Actividades:
• A. ¿Puedes repetir al pie de la letra el pasaje de la crónica del concierto de Eric Sardinas que va desde "Corría 2004 cuando" hasta "guitarrista de Florida.", ambos incluidos?
• B. ¿Cómo seguiría la crónica del concierto de Eric Sardinas? Prolóngala a partir de su última oración.

Fragmento de lectura:
Eric Sardinas volvió a Barcelona para recordar que el blues no es un género de museo. En la Sala 2 de Razzmatazz firmó una descarga intensa, sudorosa y primitiva que confirmó que su fuego sigue intacto.
Corría 2004 cuando en la mítica sala barcelonesa La Boite tuve la fortuna de que me invitaran a asistir a una de las noches en que Eric Sardinas vino a presentar “Black Pearl”. Reconozco que el hecho de que Steve Vai lo llevara como telonero despertó mi interés. ¿Qué habría visto un guitar hero como Vai en alguien tan orientado al blues?

Aquella noche, sobre el pequeño escenario de la sala barcelonesa, Eric Sardinas dio uno de los conciertos más explosivos que recuerdo aún a día de hoy. Pero de eso hace más de 20 años, y más de diez desde la última visita a esta ciudad. Eso es mucho tiempo, y con el cambio de sala de la pequeña de Razzmatazz a la Sala 2 quedó claro que había muchas ganas de reencontrarse con el guitarrista de Florida.

[Datos de segmentación de la página]
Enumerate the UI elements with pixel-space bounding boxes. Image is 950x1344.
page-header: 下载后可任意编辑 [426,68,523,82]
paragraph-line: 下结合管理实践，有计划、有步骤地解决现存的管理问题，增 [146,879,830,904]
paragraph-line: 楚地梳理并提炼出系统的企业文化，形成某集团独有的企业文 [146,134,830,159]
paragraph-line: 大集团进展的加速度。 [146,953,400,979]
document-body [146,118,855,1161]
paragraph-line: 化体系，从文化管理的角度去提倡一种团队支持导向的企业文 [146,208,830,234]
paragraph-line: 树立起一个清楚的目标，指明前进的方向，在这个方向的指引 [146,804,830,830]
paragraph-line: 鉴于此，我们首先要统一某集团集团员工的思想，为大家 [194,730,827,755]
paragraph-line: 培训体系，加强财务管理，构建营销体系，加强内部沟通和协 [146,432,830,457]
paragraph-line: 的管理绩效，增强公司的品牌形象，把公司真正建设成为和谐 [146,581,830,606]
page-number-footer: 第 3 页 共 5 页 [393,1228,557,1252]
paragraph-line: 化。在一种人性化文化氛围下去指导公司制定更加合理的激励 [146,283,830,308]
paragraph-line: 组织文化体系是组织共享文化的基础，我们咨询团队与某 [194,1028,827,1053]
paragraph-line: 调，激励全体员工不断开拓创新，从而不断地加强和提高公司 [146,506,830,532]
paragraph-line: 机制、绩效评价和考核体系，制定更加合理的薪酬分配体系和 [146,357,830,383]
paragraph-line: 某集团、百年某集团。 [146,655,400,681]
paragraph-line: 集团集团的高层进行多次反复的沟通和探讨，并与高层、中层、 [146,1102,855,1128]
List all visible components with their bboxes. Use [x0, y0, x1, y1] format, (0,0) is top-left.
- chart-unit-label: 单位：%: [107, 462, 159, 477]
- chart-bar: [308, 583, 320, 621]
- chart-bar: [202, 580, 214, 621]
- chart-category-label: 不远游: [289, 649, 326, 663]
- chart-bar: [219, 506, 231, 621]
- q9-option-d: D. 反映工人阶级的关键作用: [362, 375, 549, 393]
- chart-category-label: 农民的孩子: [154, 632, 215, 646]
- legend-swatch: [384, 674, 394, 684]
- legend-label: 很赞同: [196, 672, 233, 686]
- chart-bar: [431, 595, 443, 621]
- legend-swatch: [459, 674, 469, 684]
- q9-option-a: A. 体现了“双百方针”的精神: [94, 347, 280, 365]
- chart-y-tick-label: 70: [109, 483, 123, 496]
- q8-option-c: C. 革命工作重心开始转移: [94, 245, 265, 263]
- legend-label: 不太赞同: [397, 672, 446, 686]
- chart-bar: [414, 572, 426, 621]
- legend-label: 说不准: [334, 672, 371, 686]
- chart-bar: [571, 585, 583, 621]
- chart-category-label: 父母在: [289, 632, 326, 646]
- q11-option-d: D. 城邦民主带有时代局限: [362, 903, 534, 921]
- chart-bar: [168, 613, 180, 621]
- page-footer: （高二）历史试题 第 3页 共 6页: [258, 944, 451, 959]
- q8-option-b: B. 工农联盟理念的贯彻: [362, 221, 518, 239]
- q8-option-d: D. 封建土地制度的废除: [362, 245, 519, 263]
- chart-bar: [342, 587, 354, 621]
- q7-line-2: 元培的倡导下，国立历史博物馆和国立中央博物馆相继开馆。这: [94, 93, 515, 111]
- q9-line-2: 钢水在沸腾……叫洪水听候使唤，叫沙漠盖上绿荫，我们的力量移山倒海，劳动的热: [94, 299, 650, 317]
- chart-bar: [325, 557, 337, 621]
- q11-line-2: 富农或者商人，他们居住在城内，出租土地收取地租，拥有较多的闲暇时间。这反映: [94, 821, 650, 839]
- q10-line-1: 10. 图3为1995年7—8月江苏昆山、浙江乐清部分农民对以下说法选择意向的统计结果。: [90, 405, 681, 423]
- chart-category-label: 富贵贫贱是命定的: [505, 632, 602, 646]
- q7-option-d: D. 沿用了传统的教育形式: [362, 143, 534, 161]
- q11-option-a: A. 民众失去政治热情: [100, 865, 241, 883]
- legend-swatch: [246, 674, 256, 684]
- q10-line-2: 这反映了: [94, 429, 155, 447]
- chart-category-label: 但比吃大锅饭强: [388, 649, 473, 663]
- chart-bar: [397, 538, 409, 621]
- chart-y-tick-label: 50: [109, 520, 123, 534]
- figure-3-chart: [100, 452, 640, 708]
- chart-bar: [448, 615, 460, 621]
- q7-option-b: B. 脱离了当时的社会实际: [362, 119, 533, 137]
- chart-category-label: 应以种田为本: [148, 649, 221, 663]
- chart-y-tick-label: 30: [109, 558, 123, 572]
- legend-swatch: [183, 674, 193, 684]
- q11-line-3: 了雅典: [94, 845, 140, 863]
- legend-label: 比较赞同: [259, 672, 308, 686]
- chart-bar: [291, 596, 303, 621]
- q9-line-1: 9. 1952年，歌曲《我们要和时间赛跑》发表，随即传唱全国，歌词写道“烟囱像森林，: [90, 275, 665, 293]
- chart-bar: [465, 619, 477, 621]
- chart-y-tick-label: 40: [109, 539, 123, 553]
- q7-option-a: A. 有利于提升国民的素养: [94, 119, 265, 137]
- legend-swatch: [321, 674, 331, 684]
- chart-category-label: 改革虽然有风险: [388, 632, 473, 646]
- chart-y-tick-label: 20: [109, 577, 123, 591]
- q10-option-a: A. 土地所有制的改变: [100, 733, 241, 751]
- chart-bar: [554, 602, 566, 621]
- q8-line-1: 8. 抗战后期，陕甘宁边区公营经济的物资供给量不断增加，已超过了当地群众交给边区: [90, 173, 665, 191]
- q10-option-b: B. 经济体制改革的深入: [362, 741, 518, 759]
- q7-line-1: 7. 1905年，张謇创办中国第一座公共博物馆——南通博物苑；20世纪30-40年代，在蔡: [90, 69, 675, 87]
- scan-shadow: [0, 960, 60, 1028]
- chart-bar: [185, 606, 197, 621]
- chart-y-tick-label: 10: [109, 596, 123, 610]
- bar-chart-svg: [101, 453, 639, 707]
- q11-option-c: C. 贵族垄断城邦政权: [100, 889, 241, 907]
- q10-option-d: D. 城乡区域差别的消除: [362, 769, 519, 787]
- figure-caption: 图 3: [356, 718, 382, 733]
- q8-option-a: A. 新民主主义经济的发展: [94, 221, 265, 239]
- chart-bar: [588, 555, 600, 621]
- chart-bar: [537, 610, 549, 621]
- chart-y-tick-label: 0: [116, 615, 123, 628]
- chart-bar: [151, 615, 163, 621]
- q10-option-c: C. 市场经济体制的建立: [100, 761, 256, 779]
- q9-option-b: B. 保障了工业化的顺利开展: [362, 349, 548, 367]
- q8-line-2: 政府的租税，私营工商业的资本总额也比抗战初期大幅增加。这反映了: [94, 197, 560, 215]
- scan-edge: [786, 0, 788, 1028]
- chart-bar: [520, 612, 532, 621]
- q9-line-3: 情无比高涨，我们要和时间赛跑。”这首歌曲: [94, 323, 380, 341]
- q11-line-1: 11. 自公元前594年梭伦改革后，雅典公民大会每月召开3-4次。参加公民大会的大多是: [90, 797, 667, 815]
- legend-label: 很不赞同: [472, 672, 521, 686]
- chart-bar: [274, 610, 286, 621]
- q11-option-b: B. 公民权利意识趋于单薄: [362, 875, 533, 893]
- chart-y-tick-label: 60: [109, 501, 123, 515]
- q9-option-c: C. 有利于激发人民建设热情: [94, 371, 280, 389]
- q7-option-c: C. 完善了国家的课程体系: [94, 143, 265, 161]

Soluciones:
• A.
Corría 2004 cuando en la mítica sala barcelonesa La Boite tuve la fortuna de que me invitaran a asistir a una de las noches en que Eric Sardinas vino a presentar “Black Pearl”. Reconozco que el hecho de que Steve Vai lo llevara como telonero despertó mi interés. ¿Qué habría visto un guitar hero como Vai en alguien tan orientado al blues?

Aquella noche, sobre el pequeño escenario de la sala barcelonesa, Eric Sardinas dio uno de los conciertos más explosivos que recuerdo aún a día de hoy. Pero de eso hace más de 20 años, y más de diez desde la última visita a esta ciudad. Eso es mucho tiempo, y con el cambio de sala de la pequeña de Razzmatazz a la Sala 2 quedó claro que había muchas ganas de reencontrarse con el guitarrista de Florida.

• B.
Una banda renovada, la misma intensidad
La renovada banda que acompaña a Eric Sardinas cambia de músicos pero no de formato. Al bajo Jason Langley y Mario Dawson en las baquetas fueron los primeros en aparecer en el escenario. La delgada figura de Eric Sardinas y su característico sombrero aparecieron de las sombras llevados por la ovación inicial.

Por estética, a primer golpe de vista podría parecer Willy DeVille, pero en cuanto dejó que su castigado dobro sonase, ya no hubo ninguna duda. Eric Sardinas por fin había vuelto. Una fuerza arrolladora sobre el escenario, deslizando el slide sobre el mástil de su dobro, es capaz de darle la vuelta a cualquier blues de corte clásico en un huracán sonoro.
Solo necesita su amplificador, el feedback que consigue con su dobro y un pedal wah para crear toda una atmósfera pantanosa sobre el escenario. Gracias a su potente manera de tocar consigue que un clásico de Howlin’ Wolf como es “How Many More Years” te despeine.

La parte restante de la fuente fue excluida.